Repeat all the records exactly, omitting pictures.
━━━
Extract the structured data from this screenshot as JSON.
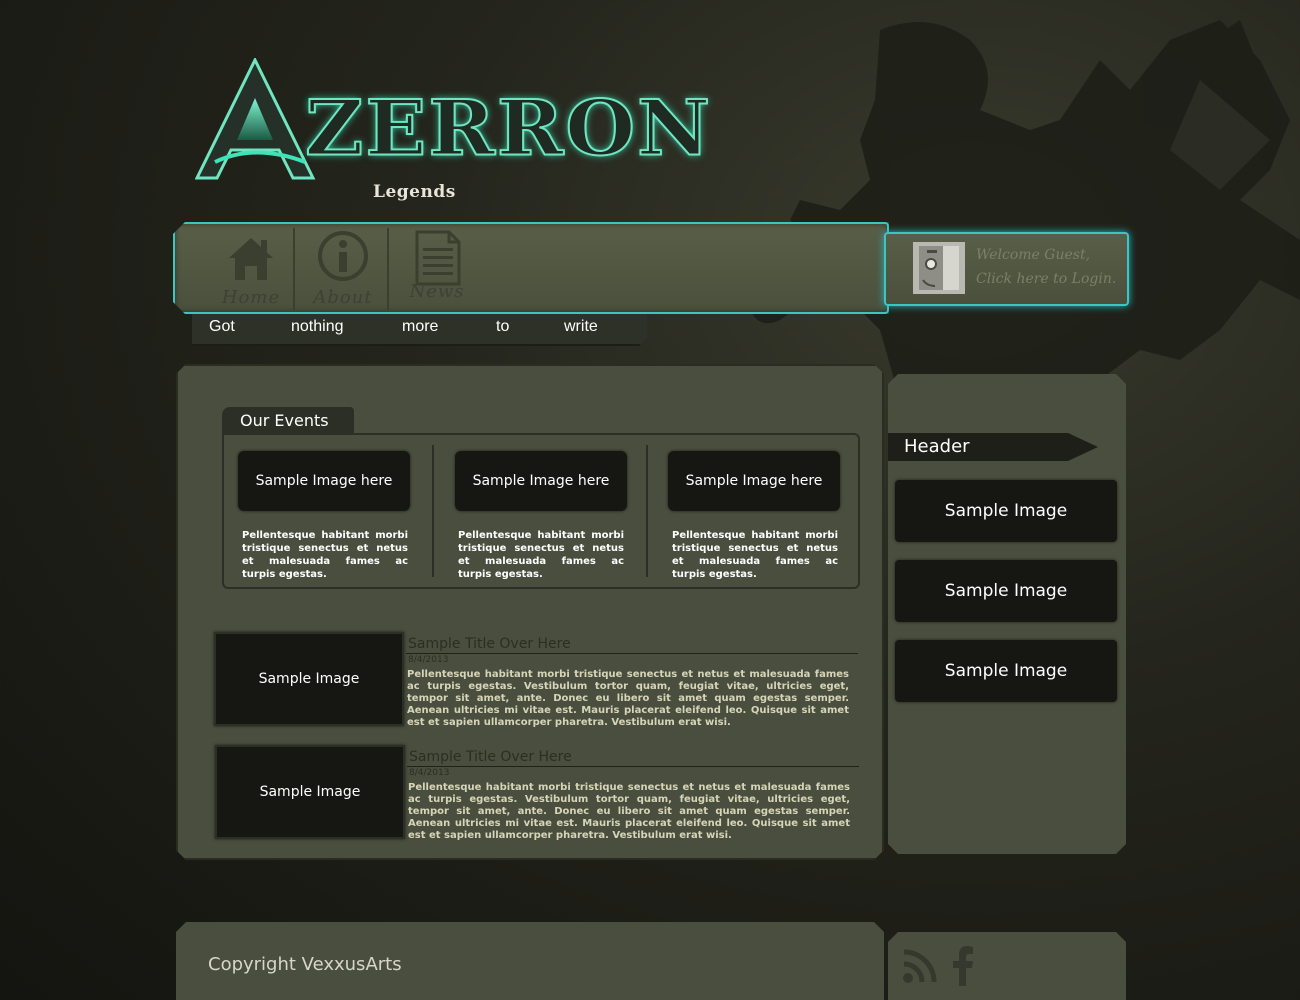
{
  "logo": {
    "letter": "A",
    "wordmark": "ZERRON",
    "subtitle": "Legends"
  },
  "nav": {
    "items": [
      {
        "label": "Home",
        "icon": "home-icon"
      },
      {
        "label": "About",
        "icon": "info-icon"
      },
      {
        "label": "News",
        "icon": "news-icon"
      }
    ]
  },
  "welcome": {
    "line1": "Welcome Guest,",
    "line2": "Click here to Login."
  },
  "subnav": {
    "words": [
      "Got",
      "nothing",
      "more",
      "to",
      "write"
    ]
  },
  "events": {
    "title": "Our Events",
    "items": [
      {
        "image_label": "Sample Image here",
        "text": "Pellentesque habitant morbi tristique senectus et netus et malesuada fames ac turpis egestas."
      },
      {
        "image_label": "Sample Image here",
        "text": "Pellentesque habitant morbi tristique senectus et netus et malesuada fames ac turpis egestas."
      },
      {
        "image_label": "Sample Image here",
        "text": "Pellentesque habitant morbi tristique senectus et netus et malesuada fames ac turpis egestas."
      }
    ]
  },
  "posts": [
    {
      "image_label": "Sample Image",
      "title": "Sample Title Over Here",
      "date": "8/4/2013",
      "body": "Pellentesque habitant morbi tristique senectus et netus et malesuada fames ac turpis egestas. Vestibulum tortor quam, feugiat vitae, ultricies eget, tempor sit amet, ante. Donec eu libero sit amet quam egestas semper. Aenean ultricies mi vitae est. Mauris placerat eleifend leo. Quisque sit amet est et sapien ullamcorper pharetra. Vestibulum erat wisi."
    },
    {
      "image_label": "Sample Image",
      "title": "Sample Title Over Here",
      "date": "8/4/2013",
      "body": "Pellentesque habitant morbi tristique senectus et netus et malesuada fames ac turpis egestas. Vestibulum tortor quam, feugiat vitae, ultricies eget, tempor sit amet, ante. Donec eu libero sit amet quam egestas semper. Aenean ultricies mi vitae est. Mauris placerat eleifend leo. Quisque sit amet est et sapien ullamcorper pharetra. Vestibulum erat wisi."
    }
  ],
  "sidebar": {
    "header": "Header",
    "items": [
      "Sample Image",
      "Sample Image",
      "Sample Image"
    ]
  },
  "footer": {
    "copyright": "Copyright VexxusArts",
    "icons": [
      "rss-icon",
      "facebook-icon"
    ]
  },
  "colors": {
    "accent_glow": "#3cc6c2",
    "panel": "#4a4e3e",
    "dark_box": "#161613"
  }
}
━━━
**Solved exercise:**
Extract the structured data from this screenshot as JSON.
{
  "logo": {
    "letter": "A",
    "wordmark": "ZERRON",
    "subtitle": "Legends"
  },
  "nav": {
    "items": [
      {
        "label": "Home",
        "icon": "home-icon"
      },
      {
        "label": "About",
        "icon": "info-icon"
      },
      {
        "label": "News",
        "icon": "news-icon"
      }
    ]
  },
  "welcome": {
    "line1": "Welcome Guest,",
    "line2": "Click here to Login."
  },
  "subnav": {
    "words": [
      "Got",
      "nothing",
      "more",
      "to",
      "write"
    ]
  },
  "events": {
    "title": "Our Events",
    "items": [
      {
        "image_label": "Sample Image here",
        "text": "Pellentesque habitant morbi tristique senectus et netus et malesuada fames ac turpis egestas."
      },
      {
        "image_label": "Sample Image here",
        "text": "Pellentesque habitant morbi tristique senectus et netus et malesuada fames ac turpis egestas."
      },
      {
        "image_label": "Sample Image here",
        "text": "Pellentesque habitant morbi tristique senectus et netus et malesuada fames ac turpis egestas."
      }
    ]
  },
  "posts": [
    {
      "image_label": "Sample Image",
      "title": "Sample Title Over Here",
      "date": "8/4/2013",
      "body": "Pellentesque habitant morbi tristique senectus et netus et malesuada fames ac turpis egestas. Vestibulum tortor quam, feugiat vitae, ultricies eget, tempor sit amet, ante. Donec eu libero sit amet quam egestas semper. Aenean ultricies mi vitae est. Mauris placerat eleifend leo. Quisque sit amet est et sapien ullamcorper pharetra. Vestibulum erat wisi."
    },
    {
      "image_label": "Sample Image",
      "title": "Sample Title Over Here",
      "date": "8/4/2013",
      "body": "Pellentesque habitant morbi tristique senectus et netus et malesuada fames ac turpis egestas. Vestibulum tortor quam, feugiat vitae, ultricies eget, tempor sit amet, ante. Donec eu libero sit amet quam egestas semper. Aenean ultricies mi vitae est. Mauris placerat eleifend leo. Quisque sit amet est et sapien ullamcorper pharetra. Vestibulum erat wisi."
    }
  ],
  "sidebar": {
    "header": "Header",
    "items": [
      "Sample Image",
      "Sample Image",
      "Sample Image"
    ]
  },
  "footer": {
    "copyright": "Copyright VexxusArts",
    "icons": [
      "rss-icon",
      "facebook-icon"
    ]
  },
  "colors": {
    "accent_glow": "#3cc6c2",
    "panel": "#4a4e3e",
    "dark_box": "#161613"
  }
}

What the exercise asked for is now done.